## Excerpt
But why would they be permitted anything? That would require considering them equals and peers, entitled to the same rights and freedoms as everybody else. But they are not, they are a disgusting basket of deplorables. They are not permitted anything except to shut up and be thankful they are not being sent to reeducation camps. At least not yet.
The Left feels they own pretty much every institution in the nation, and the right owns what? A bunch of rednecks with guns in their basements? They spoke openly and repeatedly at how they consider it to be laughable against the power of the government. And they are not entirely wrong in that. The Left has been willing to apply both chaotic power (antifa, BLM, now Hamas support gangs) and the lawful power (look what happened to Proud Boys and Jan 6 protestors) very forcefully and successfully, and the Right, with all their bragging about how many guns they have, has not been able to do jack about it. So no wonder they are very confident about pressing further, and are totally unafraid of any escalation. They feel they can handle anything, and easily.
Natural law.
Your country is not founded on the sole primacy of might. You'd have to be fine with slavery if it was.
But you can't fight for self determination only when convenient. Lest you tarnish the political formula into mere power.
And at that point, yeah anyone's entirely justified in opposing you to the death so long as they win. Not a position anyone reasonable wants to be in.
Natural law only applies to men of honour who will kill for that honour and glory.

## Objective 1
Repeat, word for word, the stretch of the excerpt from "And at that" through "wants to be in.".

## Given information
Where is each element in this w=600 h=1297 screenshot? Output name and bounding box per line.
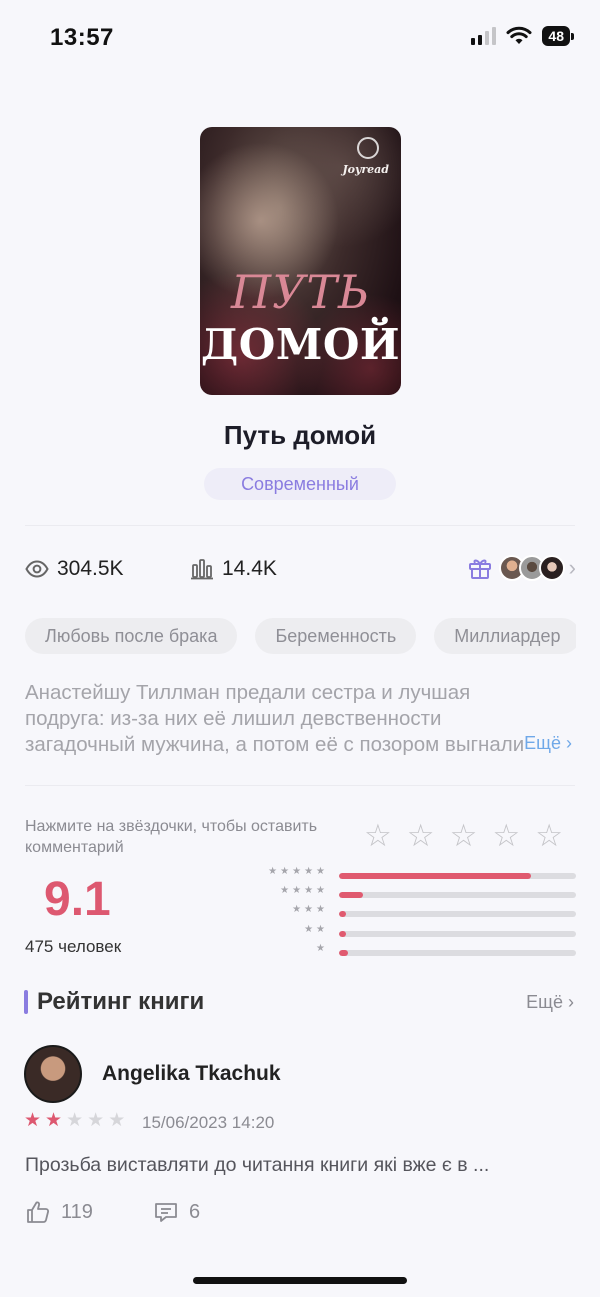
rating-hint: Нажмите на звёздочки, чтобы оставить ком… xyxy=(25,818,318,856)
divider xyxy=(25,785,575,786)
distribution-bar-track xyxy=(339,931,576,937)
views-stat: 304.5K xyxy=(25,557,124,581)
genre-chip[interactable]: Современный xyxy=(204,468,396,500)
status-bar: 13:57 48 xyxy=(0,0,600,78)
distribution-star-label: ★★ xyxy=(304,924,328,935)
distribution-star-label: ★ xyxy=(316,943,328,954)
star-outline-icon[interactable]: ☆ xyxy=(364,820,392,851)
distribution-bar-fill xyxy=(339,911,347,917)
popularity-stat: 14.4K xyxy=(190,557,277,581)
distribution-bar-track xyxy=(339,892,576,898)
distribution-bar-track xyxy=(339,950,576,956)
like-button[interactable]: 119 xyxy=(25,1199,93,1225)
thumbs-up-icon xyxy=(27,1201,50,1223)
distribution-star-label: ★★★ xyxy=(292,904,328,915)
like-count: 119 xyxy=(61,1200,93,1223)
review-text[interactable]: Прозьба виставляти до читання книги які … xyxy=(25,1154,570,1177)
rating-distribution-row: ★★ xyxy=(260,924,576,939)
home-indicator[interactable] xyxy=(193,1277,407,1284)
rating-distribution-row: ★★★★★ xyxy=(260,866,576,881)
star-outline-icon[interactable]: ☆ xyxy=(492,820,520,851)
status-indicators: 48 xyxy=(471,26,574,46)
wifi-icon xyxy=(506,26,532,44)
battery-indicator: 48 xyxy=(542,26,574,46)
distribution-bar-fill xyxy=(339,892,363,898)
star-empty-icon: ★ xyxy=(87,1110,105,1131)
divider xyxy=(25,525,575,526)
bars-icon xyxy=(191,559,213,580)
rating-distribution-row: ★ xyxy=(260,943,576,958)
distribution-star-label: ★★★★★ xyxy=(268,866,328,877)
section-accent-bar xyxy=(24,990,28,1014)
rating-count: 475 человек xyxy=(25,937,122,956)
gift-fans[interactable]: › xyxy=(467,555,576,581)
reviews-more-link[interactable]: Ещё › xyxy=(526,992,574,1013)
star-empty-icon: ★ xyxy=(108,1110,126,1131)
distribution-bar-fill xyxy=(339,873,531,879)
review-date: 15/06/2023 14:20 xyxy=(142,1113,275,1132)
distribution-bar-fill xyxy=(339,950,349,956)
comment-count: 6 xyxy=(189,1200,201,1223)
cover-brand: Joyread xyxy=(342,163,389,176)
rating-score: 9.1 xyxy=(44,873,111,926)
rating-distribution-row: ★★★ xyxy=(260,904,576,919)
signal-icon xyxy=(471,27,497,45)
distribution-bar-track xyxy=(339,911,576,917)
cover-title-line1: ПУТЬ xyxy=(230,265,371,319)
tag-chip[interactable]: Любовь после брака xyxy=(25,618,238,654)
chevron-right-icon: › xyxy=(568,555,576,580)
avatar[interactable] xyxy=(24,1045,82,1103)
rating-distribution-row: ★★★★ xyxy=(260,885,576,900)
star-outline-icon[interactable]: ☆ xyxy=(407,820,435,851)
star-filled-icon: ★ xyxy=(45,1110,63,1131)
comment-icon xyxy=(155,1203,177,1222)
reviewer-name[interactable]: Angelika Tkachuk xyxy=(102,1062,281,1086)
gift-icon xyxy=(468,559,491,579)
distribution-bar-fill xyxy=(339,931,347,937)
status-time: 13:57 xyxy=(50,24,114,51)
book-cover[interactable]: Joyread ПУТЬ ДОМОЙ xyxy=(200,127,401,395)
popularity-count: 14.4K xyxy=(222,557,277,580)
section-title: Рейтинг книги xyxy=(37,988,205,1015)
fan-avatar xyxy=(538,555,565,581)
review-stars: ★ ★ ★ ★ ★ xyxy=(24,1111,125,1131)
eye-icon xyxy=(25,560,49,578)
book-title: Путь домой xyxy=(223,420,377,450)
brand-logo-icon xyxy=(357,137,379,159)
description-more-link[interactable]: Ещё › xyxy=(524,733,572,754)
tag-chip[interactable]: Беременность xyxy=(255,618,417,654)
distribution-star-label: ★★★★ xyxy=(280,885,328,896)
rating-stars-input[interactable]: ☆ ☆ ☆ ☆ ☆ xyxy=(364,820,563,851)
cover-title-line2: ДОМОЙ xyxy=(200,320,401,369)
star-filled-icon: ★ xyxy=(24,1110,42,1131)
star-empty-icon: ★ xyxy=(66,1110,84,1131)
star-outline-icon[interactable]: ☆ xyxy=(535,820,563,851)
tag-list: Любовь после брака Беременность Миллиард… xyxy=(25,618,576,654)
star-outline-icon[interactable]: ☆ xyxy=(450,820,478,851)
book-description: Анастейшу Тиллман предали сестра и лучша… xyxy=(25,681,525,756)
tag-chip[interactable]: Миллиардер xyxy=(434,618,576,654)
distribution-bar-track xyxy=(339,873,576,879)
comment-button[interactable]: 6 xyxy=(153,1199,200,1225)
views-count: 304.5K xyxy=(57,557,124,580)
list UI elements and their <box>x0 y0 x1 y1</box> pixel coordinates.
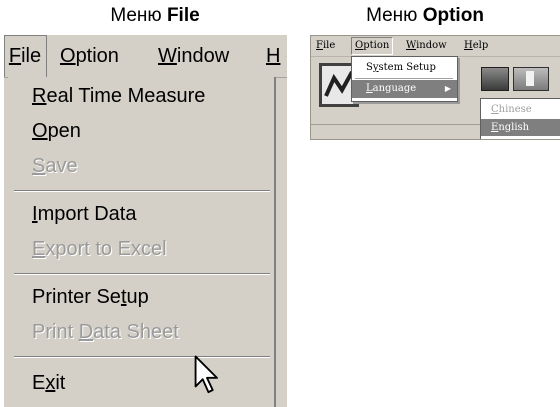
label-before: Print <box>32 321 79 343</box>
menu-file[interactable]: File <box>4 35 47 77</box>
menu-bar: File Option Window Help <box>311 36 560 57</box>
label-rest: ile <box>322 40 336 51</box>
toolbar-button[interactable] <box>481 67 509 91</box>
mnemonic: R <box>32 85 47 107</box>
option-menu-dropdown: System Setup Language ▶ <box>351 56 458 102</box>
menu-help[interactable]: H <box>260 35 286 77</box>
label-after: stem Setup <box>378 62 436 73</box>
caption-prefix: Меню <box>366 5 423 26</box>
file-menu-screenshot: File Option Window H Real Time Measure O… <box>4 35 287 407</box>
caption-prefix: Меню <box>110 5 167 26</box>
menu-separator <box>14 273 270 275</box>
label-before: E <box>32 372 46 394</box>
label-rest: ile <box>21 45 42 67</box>
mnemonic: L <box>366 83 373 94</box>
mnemonic: E <box>32 238 46 260</box>
label-before: S <box>366 62 373 73</box>
menu-item-open[interactable]: Open <box>32 114 81 148</box>
label-after: ata Sheet <box>93 321 179 343</box>
label-after: anguage <box>372 83 417 94</box>
menu-separator <box>355 78 453 79</box>
option-menu-screenshot: File Option Window Help System Setup Lan… <box>310 35 560 140</box>
mnemonic: O <box>60 45 76 67</box>
mnemonic: H <box>464 40 473 51</box>
language-submenu: Chinese English <box>480 98 560 139</box>
caption-option-menu: Меню Option <box>325 4 525 28</box>
menu-help[interactable]: Help <box>461 36 491 56</box>
mnemonic: F <box>8 45 22 67</box>
label-rest: ption <box>363 40 390 51</box>
mnemonic: F <box>316 40 323 51</box>
mnemonic: S <box>32 155 46 177</box>
toolbar-button[interactable] <box>513 67 549 91</box>
menu-item-printer-setup[interactable]: Printer Setup <box>32 280 149 314</box>
menu-item-import-data[interactable]: Import Data <box>32 197 137 231</box>
menu-item-print-data-sheet: Print Data Sheet <box>32 315 179 349</box>
menu-file[interactable]: File <box>313 36 338 56</box>
file-menu-dropdown: Real Time Measure Open Save Import Data … <box>8 77 276 407</box>
mnemonic: O <box>355 40 364 51</box>
menu-item-chinese: Chinese <box>481 101 560 118</box>
label-after: ave <box>45 155 78 177</box>
caption-file-menu: Меню File <box>60 4 250 28</box>
menu-item-save: Save <box>32 149 78 183</box>
label-rest: indow <box>416 40 447 51</box>
menu-separator <box>14 190 270 192</box>
menu-item-system-setup[interactable]: System Setup <box>352 59 457 77</box>
menu-item-english[interactable]: English <box>481 119 560 136</box>
menu-option[interactable]: Option <box>54 35 125 77</box>
mnemonic: W <box>158 45 177 67</box>
label-rest: indow <box>176 45 230 67</box>
label-rest: nglish <box>498 122 530 133</box>
caption-bold: Option <box>422 5 484 26</box>
menu-window[interactable]: Window <box>152 35 235 77</box>
mnemonic: C <box>491 104 499 115</box>
mnemonic: H <box>266 45 281 67</box>
menu-item-exit[interactable]: Exit <box>32 366 65 400</box>
mnemonic: W <box>406 40 417 51</box>
label-after: up <box>126 286 149 308</box>
menu-item-export-to-excel: Export to Excel <box>32 232 167 266</box>
menu-item-real-time-measure[interactable]: Real Time Measure <box>32 79 205 113</box>
label-rest: elp <box>472 40 489 51</box>
label-after: xport to Excel <box>45 238 167 260</box>
toolbar-button-glyph <box>526 71 534 86</box>
label-after: it <box>55 372 66 394</box>
submenu-arrow-icon: ▶ <box>444 84 451 93</box>
mnemonic: x <box>45 372 56 394</box>
label-after: pen <box>47 120 81 142</box>
menu-item-language[interactable]: Language ▶ <box>352 80 457 98</box>
label-rest: hinese <box>498 104 532 115</box>
menu-window[interactable]: Window <box>403 36 450 56</box>
label-after: eal Time Measure <box>46 85 206 107</box>
mnemonic: O <box>32 120 48 142</box>
caption-bold: File <box>166 5 200 26</box>
menu-bar: File Option Window H <box>4 35 287 78</box>
menu-separator <box>14 356 270 358</box>
menu-option[interactable]: Option <box>351 37 394 55</box>
label-rest: ption <box>75 45 119 67</box>
mnemonic: D <box>78 321 94 343</box>
label-after: mport Data <box>37 203 137 225</box>
label-before: Printer Se <box>32 286 121 308</box>
mouse-pointer-icon <box>194 355 218 394</box>
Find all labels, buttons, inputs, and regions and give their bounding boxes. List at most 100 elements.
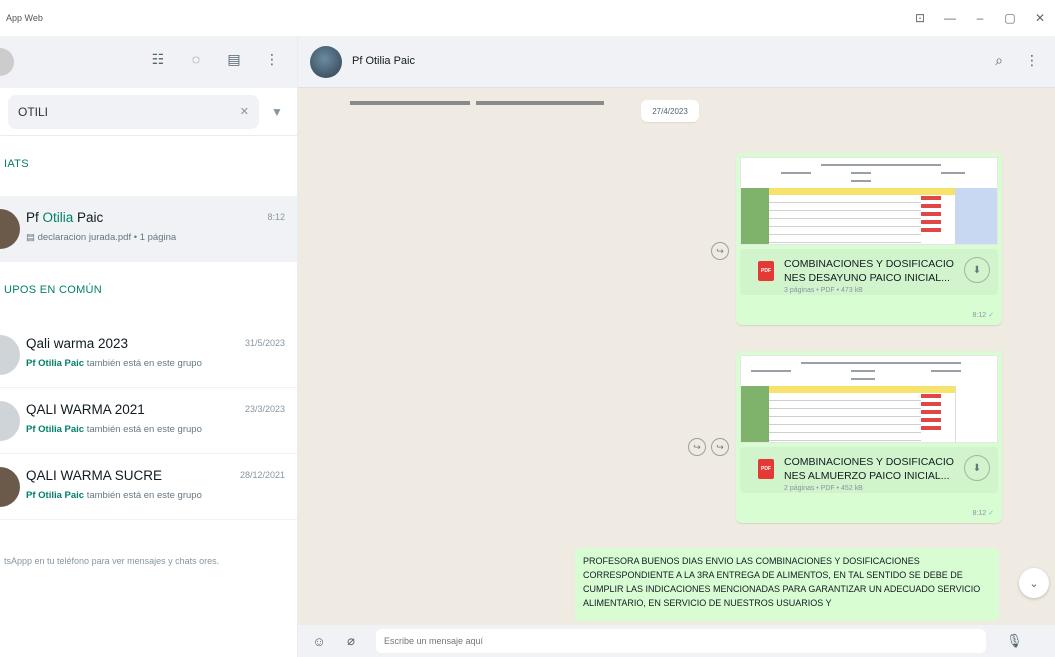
message-time: 8:12 ✓ bbox=[740, 493, 998, 519]
section-groups-label: UPOS EN COMÚN bbox=[4, 284, 103, 296]
minimize-button[interactable]: — bbox=[935, 11, 965, 25]
menu-icon[interactable]: ⋮ bbox=[263, 51, 281, 68]
chat-item[interactable]: Pf Otilia Paic 8:12 ▤ declaracion jurada… bbox=[0, 196, 297, 262]
chat-name-suffix: Paic bbox=[73, 210, 104, 225]
thumb-grid bbox=[769, 195, 921, 244]
group-member: Pf Otilia Paic bbox=[26, 424, 85, 435]
title-bar: App Web ⊡ — – ▢ ✕ bbox=[0, 0, 1055, 36]
thumb-line bbox=[851, 180, 871, 182]
search-highlight: Otilia bbox=[42, 210, 74, 225]
phone-sync-note: tsAppp en tu teléfono para ver mensajes … bbox=[4, 556, 220, 566]
window-controls: ⊡ — – ▢ ✕ bbox=[905, 0, 1055, 36]
read-ticks-icon: ✓ bbox=[988, 312, 994, 319]
group-member: Pf Otilia Paic bbox=[26, 490, 85, 501]
conversation-header-icons: ⌕ ⋮ bbox=[995, 52, 1039, 69]
new-chat-icon[interactable]: ▤ bbox=[225, 51, 243, 68]
my-avatar[interactable] bbox=[0, 48, 14, 76]
document-info[interactable]: PDF COMBINACIONES Y DOSIFICACIO NES DESA… bbox=[740, 249, 998, 295]
text-message[interactable]: PROFESORA BUENOS DIAS ENVIO LAS COMBINAC… bbox=[575, 548, 999, 621]
group-preview: Pf Otilia Paic también está en este grup… bbox=[26, 358, 202, 369]
time-text: 8:12 bbox=[972, 312, 987, 319]
forward-icon[interactable]: ↪ bbox=[688, 438, 706, 456]
document-meta: 3 páginas • PDF • 473 kB bbox=[784, 287, 863, 294]
contact-avatar[interactable] bbox=[310, 46, 342, 78]
contact-name[interactable]: Pf Otilia Paic bbox=[352, 55, 415, 67]
document-name: COMBINACIONES Y DOSIFICACIO NES DESAYUNO… bbox=[784, 258, 954, 284]
document-name: COMBINACIONES Y DOSIFICACIO NES ALMUERZO… bbox=[784, 456, 954, 482]
scroll-down-icon[interactable]: ⌄ bbox=[1019, 568, 1049, 598]
chat-name-prefix: Pf bbox=[26, 210, 43, 225]
section-chats-label: IATS bbox=[4, 158, 29, 170]
time-text: 8:12 bbox=[972, 510, 987, 517]
chat-preview: ▤ declaracion jurada.pdf • 1 página bbox=[26, 232, 177, 243]
message-composer: ☺ ⌀ 🎙 bbox=[298, 625, 1055, 657]
conversation-header[interactable]: Pf Otilia Paic ⌕ ⋮ bbox=[298, 36, 1055, 88]
thumb-line bbox=[941, 172, 965, 174]
pdf-icon: PDF bbox=[758, 261, 774, 281]
app-title: App Web bbox=[6, 13, 43, 23]
document-meta: 2 páginas • PDF • 452 kB bbox=[784, 485, 863, 492]
group-avatar bbox=[0, 401, 20, 441]
maximize-button[interactable]: ▢ bbox=[995, 11, 1025, 25]
document-thumbnail[interactable] bbox=[740, 355, 998, 443]
close-button[interactable]: ✕ bbox=[1025, 11, 1055, 25]
group-preview-text: también está en este grupo bbox=[84, 490, 202, 501]
group-date: 28/12/2021 bbox=[239, 470, 285, 480]
chat-time: 8:12 bbox=[267, 212, 285, 222]
message-input[interactable] bbox=[376, 629, 986, 653]
scroll-line bbox=[476, 101, 604, 105]
pdf-icon: PDF bbox=[758, 459, 774, 479]
forward-icon[interactable]: ↪ bbox=[711, 242, 729, 260]
attach-icon[interactable]: ⌀ bbox=[340, 633, 362, 649]
group-preview: Pf Otilia Paic también está en este grup… bbox=[26, 424, 202, 435]
thumb-band bbox=[955, 386, 997, 442]
group-name: QALI WARMA SUCRE bbox=[26, 468, 163, 483]
message-time: 8:12 ✓ bbox=[740, 295, 998, 321]
thumb-line bbox=[851, 172, 871, 174]
search-box: ✕ bbox=[8, 94, 259, 129]
emoji-icon[interactable]: ☺ bbox=[308, 634, 330, 649]
thumb-line bbox=[851, 370, 875, 372]
mic-icon[interactable]: 🎙 bbox=[1006, 633, 1023, 649]
group-date: 31/5/2023 bbox=[244, 338, 285, 348]
group-name: QALI WARMA 2021 bbox=[26, 402, 145, 417]
group-preview-text: también está en este grupo bbox=[84, 424, 202, 435]
thumb-line bbox=[801, 362, 961, 364]
group-avatar bbox=[0, 467, 20, 507]
group-member: Pf Otilia Paic bbox=[26, 358, 85, 369]
download-icon[interactable]: ⬇ bbox=[964, 455, 990, 481]
document-thumbnail[interactable] bbox=[740, 157, 998, 245]
thumb-line bbox=[851, 378, 875, 380]
thumb-line bbox=[751, 370, 791, 372]
thumb-band bbox=[741, 386, 769, 442]
app-icon[interactable]: ⊡ bbox=[905, 11, 935, 25]
group-date: 23/3/2023 bbox=[244, 404, 285, 414]
filter-icon[interactable]: ▼ bbox=[265, 105, 289, 119]
thumb-grid bbox=[769, 393, 921, 442]
date-chip: 27/4/2023 bbox=[641, 100, 699, 122]
sidebar: ☷ ◌ ▤ ⋮ ✕ ▼ IATS Pf Otilia Paic 8:12 ▤ d… bbox=[0, 36, 298, 657]
status-icon[interactable]: ◌ bbox=[187, 51, 205, 68]
avatar bbox=[0, 209, 20, 249]
clear-search-icon[interactable]: ✕ bbox=[240, 105, 249, 118]
scroll-indicator bbox=[350, 92, 610, 110]
read-ticks-icon: ✓ bbox=[988, 510, 994, 517]
search-input[interactable] bbox=[18, 104, 234, 119]
forward-icon[interactable]: ↪ bbox=[711, 438, 729, 456]
group-item[interactable]: QALI WARMA 2021 23/3/2023 Pf Otilia Paic… bbox=[0, 388, 297, 454]
search-icon[interactable]: ⌕ bbox=[995, 52, 1003, 69]
document-message[interactable]: PDF COMBINACIONES Y DOSIFICACIO NES DESA… bbox=[736, 153, 1002, 325]
scroll-line bbox=[350, 101, 470, 105]
group-item[interactable]: QALI WARMA SUCRE 28/12/2021 Pf Otilia Pa… bbox=[0, 454, 297, 520]
document-message[interactable]: PDF COMBINACIONES Y DOSIFICACIO NES ALMU… bbox=[736, 351, 1002, 523]
restore-icon[interactable]: – bbox=[965, 11, 995, 25]
group-avatar bbox=[0, 335, 20, 375]
conversation-panel: Pf Otilia Paic ⌕ ⋮ 27/4/2023 ↪ PDF COMBI… bbox=[298, 36, 1055, 657]
group-item[interactable]: Qali warma 2023 31/5/2023 Pf Otilia Paic… bbox=[0, 322, 297, 388]
menu-icon[interactable]: ⋮ bbox=[1025, 52, 1039, 69]
community-icon[interactable]: ☷ bbox=[149, 51, 167, 68]
sidebar-header-icons: ☷ ◌ ▤ ⋮ bbox=[149, 51, 281, 68]
download-icon[interactable]: ⬇ bbox=[964, 257, 990, 283]
document-info[interactable]: PDF COMBINACIONES Y DOSIFICACIO NES ALMU… bbox=[740, 447, 998, 493]
thumb-band bbox=[921, 394, 941, 434]
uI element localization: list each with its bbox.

## Objective 2
From the entries, copy the stretch from the line that contains "rating-hint: Нажмите на" through the line that contains "status-bar: 13:57 48 xyxy=(0,0,600,78)" without any changes.

## Reply 1
And at that point, yeah anyone's entirely justified in opposing you to the death so long as they win. Not a position anyone reasonable wants to be in.

## Reply 2
rating-hint: Нажмите на звёздочки, чтобы оставить ком… xyxy=(25,818,318,856)
divider xyxy=(25,785,575,786)
distribution-bar-track xyxy=(339,931,576,937)
views-stat: 304.5K xyxy=(25,557,124,581)
genre-chip[interactable]: Современный xyxy=(204,468,396,500)
status-bar: 13:57 48 xyxy=(0,0,600,78)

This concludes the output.